+++ Input +++
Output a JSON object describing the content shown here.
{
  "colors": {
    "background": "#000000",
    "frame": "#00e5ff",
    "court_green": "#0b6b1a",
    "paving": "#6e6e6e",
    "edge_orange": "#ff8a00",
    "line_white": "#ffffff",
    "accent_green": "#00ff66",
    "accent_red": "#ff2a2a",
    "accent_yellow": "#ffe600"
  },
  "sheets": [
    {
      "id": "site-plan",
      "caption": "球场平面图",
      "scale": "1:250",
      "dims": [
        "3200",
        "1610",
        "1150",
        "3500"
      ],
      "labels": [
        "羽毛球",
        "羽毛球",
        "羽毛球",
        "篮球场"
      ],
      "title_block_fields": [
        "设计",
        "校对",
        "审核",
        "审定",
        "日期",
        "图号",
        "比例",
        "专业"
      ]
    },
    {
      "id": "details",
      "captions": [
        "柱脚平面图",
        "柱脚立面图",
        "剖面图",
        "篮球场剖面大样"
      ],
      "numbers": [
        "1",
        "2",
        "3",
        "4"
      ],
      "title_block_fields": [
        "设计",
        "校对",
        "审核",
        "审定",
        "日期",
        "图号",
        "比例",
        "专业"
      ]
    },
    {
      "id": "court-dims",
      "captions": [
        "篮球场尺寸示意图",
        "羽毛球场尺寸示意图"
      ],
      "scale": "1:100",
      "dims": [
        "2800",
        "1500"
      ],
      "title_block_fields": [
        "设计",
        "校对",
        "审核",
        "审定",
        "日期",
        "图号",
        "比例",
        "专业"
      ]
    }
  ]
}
+++
+++ Input +++
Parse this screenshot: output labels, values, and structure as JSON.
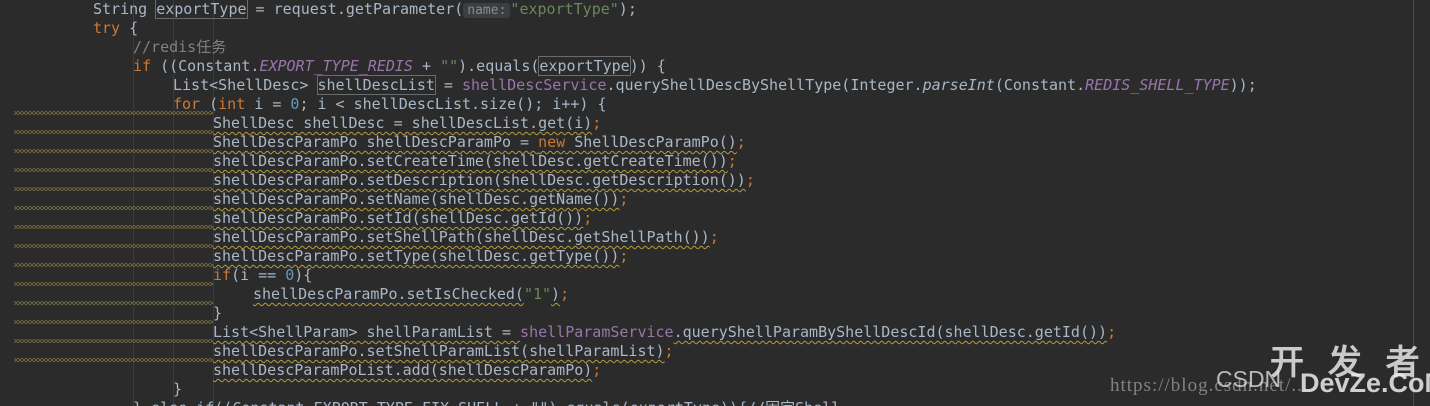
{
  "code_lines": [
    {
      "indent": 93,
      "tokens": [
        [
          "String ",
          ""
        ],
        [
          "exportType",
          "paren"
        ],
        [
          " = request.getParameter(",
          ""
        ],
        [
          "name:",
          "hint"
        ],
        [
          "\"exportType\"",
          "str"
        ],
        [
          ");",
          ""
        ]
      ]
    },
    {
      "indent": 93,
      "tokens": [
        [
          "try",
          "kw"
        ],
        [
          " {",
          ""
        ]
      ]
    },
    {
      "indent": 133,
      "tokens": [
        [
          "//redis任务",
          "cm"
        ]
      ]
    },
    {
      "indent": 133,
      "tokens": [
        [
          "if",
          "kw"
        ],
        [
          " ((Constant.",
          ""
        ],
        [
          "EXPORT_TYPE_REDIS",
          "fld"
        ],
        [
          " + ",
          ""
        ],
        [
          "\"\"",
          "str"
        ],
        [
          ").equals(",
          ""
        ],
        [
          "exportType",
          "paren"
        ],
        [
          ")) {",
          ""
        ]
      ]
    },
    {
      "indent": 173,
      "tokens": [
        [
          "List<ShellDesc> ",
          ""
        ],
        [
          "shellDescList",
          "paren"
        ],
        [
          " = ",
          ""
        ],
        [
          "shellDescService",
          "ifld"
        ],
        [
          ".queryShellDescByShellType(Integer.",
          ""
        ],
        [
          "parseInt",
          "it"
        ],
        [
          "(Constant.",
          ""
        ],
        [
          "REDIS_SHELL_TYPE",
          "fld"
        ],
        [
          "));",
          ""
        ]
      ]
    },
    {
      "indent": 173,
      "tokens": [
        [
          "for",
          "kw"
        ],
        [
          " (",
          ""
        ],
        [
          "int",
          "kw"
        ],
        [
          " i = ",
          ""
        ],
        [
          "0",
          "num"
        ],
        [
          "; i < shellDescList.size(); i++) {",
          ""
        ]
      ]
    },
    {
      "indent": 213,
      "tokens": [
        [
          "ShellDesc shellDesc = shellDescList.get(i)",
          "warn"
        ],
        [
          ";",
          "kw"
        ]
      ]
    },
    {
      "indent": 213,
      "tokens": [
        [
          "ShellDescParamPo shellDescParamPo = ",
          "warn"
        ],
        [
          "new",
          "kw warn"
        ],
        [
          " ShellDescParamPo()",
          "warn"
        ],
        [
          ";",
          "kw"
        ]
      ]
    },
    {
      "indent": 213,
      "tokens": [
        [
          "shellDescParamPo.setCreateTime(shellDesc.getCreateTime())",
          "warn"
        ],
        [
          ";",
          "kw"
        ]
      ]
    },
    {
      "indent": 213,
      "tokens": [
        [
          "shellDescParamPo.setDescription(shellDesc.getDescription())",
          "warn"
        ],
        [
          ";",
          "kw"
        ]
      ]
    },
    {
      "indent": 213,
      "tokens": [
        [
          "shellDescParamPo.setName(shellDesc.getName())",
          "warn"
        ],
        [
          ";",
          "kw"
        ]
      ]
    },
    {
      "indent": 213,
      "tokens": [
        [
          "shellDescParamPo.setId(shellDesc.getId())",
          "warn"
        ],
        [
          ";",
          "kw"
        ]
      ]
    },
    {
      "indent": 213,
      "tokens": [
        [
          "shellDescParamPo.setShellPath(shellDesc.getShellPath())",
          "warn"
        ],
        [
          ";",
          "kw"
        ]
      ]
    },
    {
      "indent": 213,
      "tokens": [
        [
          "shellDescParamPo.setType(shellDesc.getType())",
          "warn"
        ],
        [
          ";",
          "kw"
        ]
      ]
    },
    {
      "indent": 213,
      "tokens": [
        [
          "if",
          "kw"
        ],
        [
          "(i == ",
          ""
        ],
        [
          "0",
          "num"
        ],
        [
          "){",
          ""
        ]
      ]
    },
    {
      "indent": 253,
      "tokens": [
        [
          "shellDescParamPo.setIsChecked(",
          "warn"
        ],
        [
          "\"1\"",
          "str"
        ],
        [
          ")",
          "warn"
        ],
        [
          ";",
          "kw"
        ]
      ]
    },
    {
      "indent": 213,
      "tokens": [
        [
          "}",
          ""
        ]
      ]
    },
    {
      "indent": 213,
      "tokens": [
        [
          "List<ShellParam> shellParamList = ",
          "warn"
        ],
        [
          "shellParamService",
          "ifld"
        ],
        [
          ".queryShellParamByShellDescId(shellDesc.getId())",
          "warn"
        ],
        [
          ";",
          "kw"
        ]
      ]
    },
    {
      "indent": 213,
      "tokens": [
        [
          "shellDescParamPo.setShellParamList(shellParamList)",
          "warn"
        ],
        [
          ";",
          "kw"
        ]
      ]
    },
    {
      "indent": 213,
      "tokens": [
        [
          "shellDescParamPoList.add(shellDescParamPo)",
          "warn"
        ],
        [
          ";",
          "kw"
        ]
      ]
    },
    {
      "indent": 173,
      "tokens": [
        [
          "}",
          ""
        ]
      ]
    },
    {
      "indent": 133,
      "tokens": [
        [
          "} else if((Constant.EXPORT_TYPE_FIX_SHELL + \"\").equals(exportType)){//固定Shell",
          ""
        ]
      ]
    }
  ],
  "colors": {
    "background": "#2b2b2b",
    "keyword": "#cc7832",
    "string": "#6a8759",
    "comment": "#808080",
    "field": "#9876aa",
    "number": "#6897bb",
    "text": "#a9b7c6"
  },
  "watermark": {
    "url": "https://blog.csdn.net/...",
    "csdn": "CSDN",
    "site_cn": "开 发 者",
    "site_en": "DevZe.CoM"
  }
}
+++
» Instructions for the task
Return, from the data, each line that has the word "JSON" in it.

» Complete answer
Output a JSON object describing the content shown here.
Parse this screenshot: output labels, values, and structure as JSON.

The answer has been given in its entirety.